## start EXTRACTED INFORMATION

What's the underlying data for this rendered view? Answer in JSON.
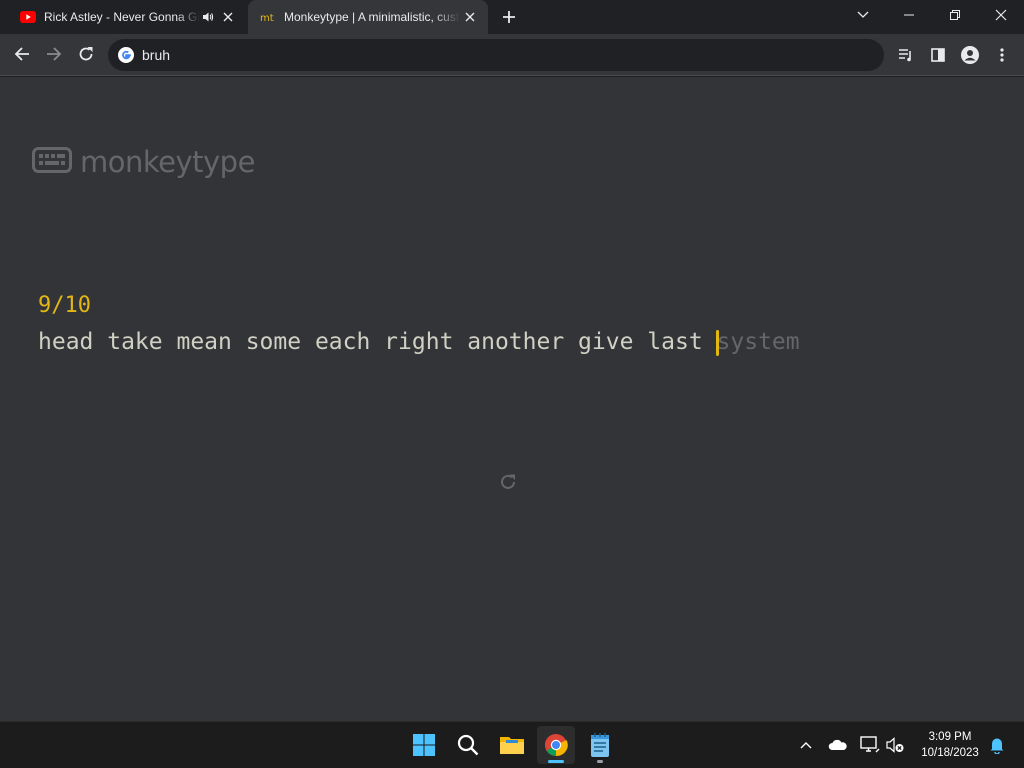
{
  "browser": {
    "tabs": [
      {
        "title": "Rick Astley - Never Gonna Give You Up",
        "favicon": "youtube-icon",
        "audio": true
      },
      {
        "title": "Monkeytype | A minimalistic, customizable typing test",
        "favicon": "mt",
        "active": true
      }
    ],
    "address": "bruh"
  },
  "monkeytype": {
    "logo_text": "monkeytype",
    "word_counter": "9/10",
    "typed_words": "head take mean some each right another give last ",
    "current_word_first": "s",
    "current_word_rest": "ystem",
    "colors": {
      "bg": "#323437",
      "main": "#e2b714",
      "text": "#d1d0c5",
      "sub": "#646669"
    }
  },
  "taskbar": {
    "apps": [
      "windows-start-icon",
      "search-icon",
      "file-explorer-icon",
      "chrome-icon",
      "notepad-icon"
    ],
    "time": "3:09 PM",
    "date": "10/18/2023"
  }
}
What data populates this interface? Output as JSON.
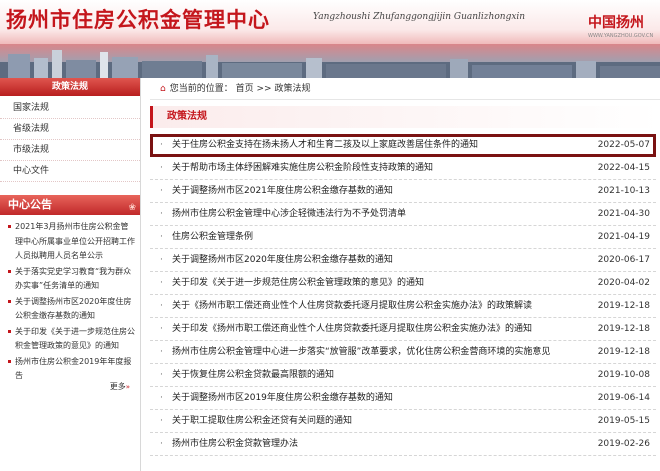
{
  "header": {
    "title": "扬州市住房公积金管理中心",
    "pinyin": "Yangzhoushi Zhufanggongjijin Guanlizhongxin",
    "logo_text": "中国扬州",
    "logo_url": "WWW.YANGZHOU.GOV.CN"
  },
  "sidebar": {
    "heading": "政策法规",
    "items": [
      "国家法规",
      "省级法规",
      "市级法规",
      "中心文件"
    ]
  },
  "notices": {
    "heading": "中心公告",
    "items": [
      "2021年3月扬州市住房公积金管理中心所属事业单位公开招聘工作人员拟聘用人员名单公示",
      "关于落实党史学习教育“我为群众办实事”任务清单的通知",
      "关于调整扬州市区2020年度住房公积金缴存基数的通知",
      "关于印发《关于进一步规范住房公积金管理政策的意见》的通知",
      "扬州市住房公积金2019年年度报告"
    ],
    "more": "更多"
  },
  "breadcrumb": {
    "prefix": "您当前的位置：",
    "home": "首页",
    "sep": ">>",
    "current": "政策法规"
  },
  "section_title": "政策法规",
  "articles": [
    {
      "title": "关于住房公积金支持在扬未扬人才和生育二孩及以上家庭改善居住条件的通知",
      "date": "2022-05-07"
    },
    {
      "title": "关于帮助市场主体纾困解难实施住房公积金阶段性支持政策的通知",
      "date": "2022-04-15"
    },
    {
      "title": "关于调整扬州市区2021年度住房公积金缴存基数的通知",
      "date": "2021-10-13"
    },
    {
      "title": "扬州市住房公积金管理中心涉企轻微违法行为不予处罚清单",
      "date": "2021-04-30"
    },
    {
      "title": "住房公积金管理条例",
      "date": "2021-04-19"
    },
    {
      "title": "关于调整扬州市区2020年度住房公积金缴存基数的通知",
      "date": "2020-06-17"
    },
    {
      "title": "关于印发《关于进一步规范住房公积金管理政策的意见》的通知",
      "date": "2020-04-02"
    },
    {
      "title": "关于《扬州市职工偿还商业性个人住房贷款委托逐月提取住房公积金实施办法》的政策解读",
      "date": "2019-12-18"
    },
    {
      "title": "关于印发《扬州市职工偿还商业性个人住房贷款委托逐月提取住房公积金实施办法》的通知",
      "date": "2019-12-18"
    },
    {
      "title": "扬州市住房公积金管理中心进一步落实“放管服”改革要求，优化住房公积金营商环境的实施意见",
      "date": "2019-12-18"
    },
    {
      "title": "关于恢复住房公积金贷款最高限额的通知",
      "date": "2019-10-08"
    },
    {
      "title": "关于调整扬州市区2019年度住房公积金缴存基数的通知",
      "date": "2019-06-14"
    },
    {
      "title": "关于职工提取住房公积金还贷有关问题的通知",
      "date": "2019-05-15"
    },
    {
      "title": "扬州市住房公积金贷款管理办法",
      "date": "2019-02-26"
    }
  ]
}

## end EXTRACTED INFORMATION

AIM OF THE TASK
Transcribe every entry word for word, but skip the pictures.

ANSWER
What's the underlying data for this rendered view? Answer in JSON.
{
  "browser": {
    "tabs": [
      {
        "title": "Rick Astley - Never Gonna Give You Up",
        "favicon": "youtube-icon",
        "audio": true
      },
      {
        "title": "Monkeytype | A minimalistic, customizable typing test",
        "favicon": "mt",
        "active": true
      }
    ],
    "address": "bruh"
  },
  "monkeytype": {
    "logo_text": "monkeytype",
    "word_counter": "9/10",
    "typed_words": "head take mean some each right another give last ",
    "current_word_first": "s",
    "current_word_rest": "ystem",
    "colors": {
      "bg": "#323437",
      "main": "#e2b714",
      "text": "#d1d0c5",
      "sub": "#646669"
    }
  },
  "taskbar": {
    "apps": [
      "windows-start-icon",
      "search-icon",
      "file-explorer-icon",
      "chrome-icon",
      "notepad-icon"
    ],
    "time": "3:09 PM",
    "date": "10/18/2023"
  }
}
What data populates this interface? Output as JSON.
{
  "header": {
    "title": "扬州市住房公积金管理中心",
    "pinyin": "Yangzhoushi Zhufanggongjijin Guanlizhongxin",
    "logo_text": "中国扬州",
    "logo_url": "WWW.YANGZHOU.GOV.CN"
  },
  "sidebar": {
    "heading": "政策法规",
    "items": [
      "国家法规",
      "省级法规",
      "市级法规",
      "中心文件"
    ]
  },
  "notices": {
    "heading": "中心公告",
    "items": [
      "2021年3月扬州市住房公积金管理中心所属事业单位公开招聘工作人员拟聘用人员名单公示",
      "关于落实党史学习教育“我为群众办实事”任务清单的通知",
      "关于调整扬州市区2020年度住房公积金缴存基数的通知",
      "关于印发《关于进一步规范住房公积金管理政策的意见》的通知",
      "扬州市住房公积金2019年年度报告"
    ],
    "more": "更多"
  },
  "breadcrumb": {
    "prefix": "您当前的位置：",
    "home": "首页",
    "sep": ">>",
    "current": "政策法规"
  },
  "section_title": "政策法规",
  "articles": [
    {
      "title": "关于住房公积金支持在扬未扬人才和生育二孩及以上家庭改善居住条件的通知",
      "date": "2022-05-07"
    },
    {
      "title": "关于帮助市场主体纾困解难实施住房公积金阶段性支持政策的通知",
      "date": "2022-04-15"
    },
    {
      "title": "关于调整扬州市区2021年度住房公积金缴存基数的通知",
      "date": "2021-10-13"
    },
    {
      "title": "扬州市住房公积金管理中心涉企轻微违法行为不予处罚清单",
      "date": "2021-04-30"
    },
    {
      "title": "住房公积金管理条例",
      "date": "2021-04-19"
    },
    {
      "title": "关于调整扬州市区2020年度住房公积金缴存基数的通知",
      "date": "2020-06-17"
    },
    {
      "title": "关于印发《关于进一步规范住房公积金管理政策的意见》的通知",
      "date": "2020-04-02"
    },
    {
      "title": "关于《扬州市职工偿还商业性个人住房贷款委托逐月提取住房公积金实施办法》的政策解读",
      "date": "2019-12-18"
    },
    {
      "title": "关于印发《扬州市职工偿还商业性个人住房贷款委托逐月提取住房公积金实施办法》的通知",
      "date": "2019-12-18"
    },
    {
      "title": "扬州市住房公积金管理中心进一步落实“放管服”改革要求，优化住房公积金营商环境的实施意见",
      "date": "2019-12-18"
    },
    {
      "title": "关于恢复住房公积金贷款最高限额的通知",
      "date": "2019-10-08"
    },
    {
      "title": "关于调整扬州市区2019年度住房公积金缴存基数的通知",
      "date": "2019-06-14"
    },
    {
      "title": "关于职工提取住房公积金还贷有关问题的通知",
      "date": "2019-05-15"
    },
    {
      "title": "扬州市住房公积金贷款管理办法",
      "date": "2019-02-26"
    }
  ]
}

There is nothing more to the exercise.